__Records for this task__
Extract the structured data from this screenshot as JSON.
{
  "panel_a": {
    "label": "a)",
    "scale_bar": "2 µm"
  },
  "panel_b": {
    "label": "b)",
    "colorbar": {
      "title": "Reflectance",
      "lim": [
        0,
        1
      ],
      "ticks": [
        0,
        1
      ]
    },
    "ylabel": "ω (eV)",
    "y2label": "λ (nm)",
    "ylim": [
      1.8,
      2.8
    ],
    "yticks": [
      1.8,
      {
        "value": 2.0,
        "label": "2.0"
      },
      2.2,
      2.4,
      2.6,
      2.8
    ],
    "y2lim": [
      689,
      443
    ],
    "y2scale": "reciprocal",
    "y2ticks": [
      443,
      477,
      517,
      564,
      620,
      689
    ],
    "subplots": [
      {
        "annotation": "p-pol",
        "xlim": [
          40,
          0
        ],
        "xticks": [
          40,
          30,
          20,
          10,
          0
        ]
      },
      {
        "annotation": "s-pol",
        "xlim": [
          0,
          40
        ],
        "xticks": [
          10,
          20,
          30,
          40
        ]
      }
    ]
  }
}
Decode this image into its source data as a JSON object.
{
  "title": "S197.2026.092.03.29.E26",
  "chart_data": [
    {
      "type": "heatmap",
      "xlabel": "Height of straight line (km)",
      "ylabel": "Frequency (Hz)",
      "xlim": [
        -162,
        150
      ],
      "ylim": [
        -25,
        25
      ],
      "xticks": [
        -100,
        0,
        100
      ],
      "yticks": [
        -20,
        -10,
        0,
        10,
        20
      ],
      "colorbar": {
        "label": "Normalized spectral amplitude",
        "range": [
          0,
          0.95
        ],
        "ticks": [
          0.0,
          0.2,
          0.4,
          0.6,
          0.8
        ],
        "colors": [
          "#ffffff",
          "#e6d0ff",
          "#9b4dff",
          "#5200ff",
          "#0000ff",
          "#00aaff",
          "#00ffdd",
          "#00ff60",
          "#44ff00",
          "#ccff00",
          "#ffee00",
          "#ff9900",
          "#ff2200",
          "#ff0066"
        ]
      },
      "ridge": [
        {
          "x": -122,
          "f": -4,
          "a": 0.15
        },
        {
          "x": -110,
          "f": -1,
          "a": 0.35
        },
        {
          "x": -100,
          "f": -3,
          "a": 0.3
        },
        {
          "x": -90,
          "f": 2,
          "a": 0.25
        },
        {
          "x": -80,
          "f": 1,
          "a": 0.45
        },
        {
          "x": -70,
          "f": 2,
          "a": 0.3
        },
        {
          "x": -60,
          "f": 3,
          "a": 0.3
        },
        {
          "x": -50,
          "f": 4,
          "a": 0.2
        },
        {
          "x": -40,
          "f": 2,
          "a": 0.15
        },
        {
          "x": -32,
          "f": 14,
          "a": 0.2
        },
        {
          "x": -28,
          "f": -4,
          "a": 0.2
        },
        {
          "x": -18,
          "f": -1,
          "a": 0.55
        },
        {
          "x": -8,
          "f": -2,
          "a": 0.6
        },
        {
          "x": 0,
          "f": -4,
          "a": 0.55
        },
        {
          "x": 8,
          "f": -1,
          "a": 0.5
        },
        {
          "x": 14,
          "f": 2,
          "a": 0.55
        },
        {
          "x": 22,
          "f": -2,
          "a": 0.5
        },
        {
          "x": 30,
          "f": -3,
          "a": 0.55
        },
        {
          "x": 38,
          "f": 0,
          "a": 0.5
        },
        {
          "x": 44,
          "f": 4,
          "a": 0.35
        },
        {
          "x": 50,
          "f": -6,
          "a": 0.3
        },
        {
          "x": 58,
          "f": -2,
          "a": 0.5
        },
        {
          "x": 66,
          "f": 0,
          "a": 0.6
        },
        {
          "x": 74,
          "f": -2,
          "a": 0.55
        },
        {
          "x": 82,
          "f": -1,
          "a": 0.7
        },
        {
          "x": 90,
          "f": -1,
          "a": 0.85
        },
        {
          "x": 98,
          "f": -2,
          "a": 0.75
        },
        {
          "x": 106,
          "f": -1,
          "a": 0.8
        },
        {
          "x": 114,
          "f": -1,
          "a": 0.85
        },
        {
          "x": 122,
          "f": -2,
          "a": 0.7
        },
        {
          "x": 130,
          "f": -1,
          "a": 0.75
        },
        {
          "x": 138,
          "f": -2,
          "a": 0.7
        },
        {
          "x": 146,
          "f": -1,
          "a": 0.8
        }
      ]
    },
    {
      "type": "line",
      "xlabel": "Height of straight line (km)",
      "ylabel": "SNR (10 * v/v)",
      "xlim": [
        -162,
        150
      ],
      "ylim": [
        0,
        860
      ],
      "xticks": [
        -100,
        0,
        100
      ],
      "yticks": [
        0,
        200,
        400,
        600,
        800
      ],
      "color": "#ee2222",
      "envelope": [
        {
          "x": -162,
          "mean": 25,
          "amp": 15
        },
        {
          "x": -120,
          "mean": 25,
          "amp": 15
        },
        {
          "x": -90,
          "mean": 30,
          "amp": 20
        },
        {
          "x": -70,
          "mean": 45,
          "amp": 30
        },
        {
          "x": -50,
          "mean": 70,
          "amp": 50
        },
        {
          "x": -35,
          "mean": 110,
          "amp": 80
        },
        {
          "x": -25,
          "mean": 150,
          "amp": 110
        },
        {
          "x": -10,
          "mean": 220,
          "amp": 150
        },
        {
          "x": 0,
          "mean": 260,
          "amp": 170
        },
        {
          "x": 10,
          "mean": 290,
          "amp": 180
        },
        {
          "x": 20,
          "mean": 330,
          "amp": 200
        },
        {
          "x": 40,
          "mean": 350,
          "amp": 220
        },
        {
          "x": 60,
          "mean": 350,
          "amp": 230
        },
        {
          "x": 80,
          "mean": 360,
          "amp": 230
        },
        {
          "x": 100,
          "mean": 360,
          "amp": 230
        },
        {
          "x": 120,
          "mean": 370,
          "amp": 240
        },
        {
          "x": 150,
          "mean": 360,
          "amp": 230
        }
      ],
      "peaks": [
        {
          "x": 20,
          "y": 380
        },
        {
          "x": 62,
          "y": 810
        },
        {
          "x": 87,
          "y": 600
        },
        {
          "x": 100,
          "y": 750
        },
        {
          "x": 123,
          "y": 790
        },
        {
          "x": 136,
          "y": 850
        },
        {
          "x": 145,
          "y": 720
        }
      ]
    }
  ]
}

==

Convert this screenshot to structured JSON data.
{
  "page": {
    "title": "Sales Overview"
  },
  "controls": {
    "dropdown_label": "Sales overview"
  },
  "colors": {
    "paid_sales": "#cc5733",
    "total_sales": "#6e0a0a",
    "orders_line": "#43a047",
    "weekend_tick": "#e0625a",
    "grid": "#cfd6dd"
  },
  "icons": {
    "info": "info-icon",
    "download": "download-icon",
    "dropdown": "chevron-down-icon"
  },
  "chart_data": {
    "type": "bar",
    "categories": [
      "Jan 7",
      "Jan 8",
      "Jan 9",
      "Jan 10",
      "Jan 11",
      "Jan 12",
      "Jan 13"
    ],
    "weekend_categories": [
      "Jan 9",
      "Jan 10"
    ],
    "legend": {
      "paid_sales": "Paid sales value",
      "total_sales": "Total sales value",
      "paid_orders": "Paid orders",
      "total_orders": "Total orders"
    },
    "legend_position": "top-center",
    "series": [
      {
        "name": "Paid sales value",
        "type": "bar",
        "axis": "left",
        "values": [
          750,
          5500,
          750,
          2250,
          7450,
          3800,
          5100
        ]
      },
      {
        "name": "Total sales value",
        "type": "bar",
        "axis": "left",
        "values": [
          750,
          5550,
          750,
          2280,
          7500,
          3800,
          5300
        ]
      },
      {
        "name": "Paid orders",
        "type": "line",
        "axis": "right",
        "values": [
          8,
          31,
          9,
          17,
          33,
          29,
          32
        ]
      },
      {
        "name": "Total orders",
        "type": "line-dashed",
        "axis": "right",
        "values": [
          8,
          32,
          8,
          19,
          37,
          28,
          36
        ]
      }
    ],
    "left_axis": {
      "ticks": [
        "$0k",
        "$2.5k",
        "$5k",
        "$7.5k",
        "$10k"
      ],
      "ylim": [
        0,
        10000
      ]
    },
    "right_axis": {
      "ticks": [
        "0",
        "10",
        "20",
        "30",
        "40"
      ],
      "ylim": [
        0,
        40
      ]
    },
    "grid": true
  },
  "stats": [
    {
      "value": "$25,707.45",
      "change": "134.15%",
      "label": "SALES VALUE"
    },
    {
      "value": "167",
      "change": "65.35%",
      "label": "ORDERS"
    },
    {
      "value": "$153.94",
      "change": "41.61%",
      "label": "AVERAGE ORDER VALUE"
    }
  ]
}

__The exercise__
Say the number of lines in the listing that hold "structured", with no added words.

__Reply to the task__
2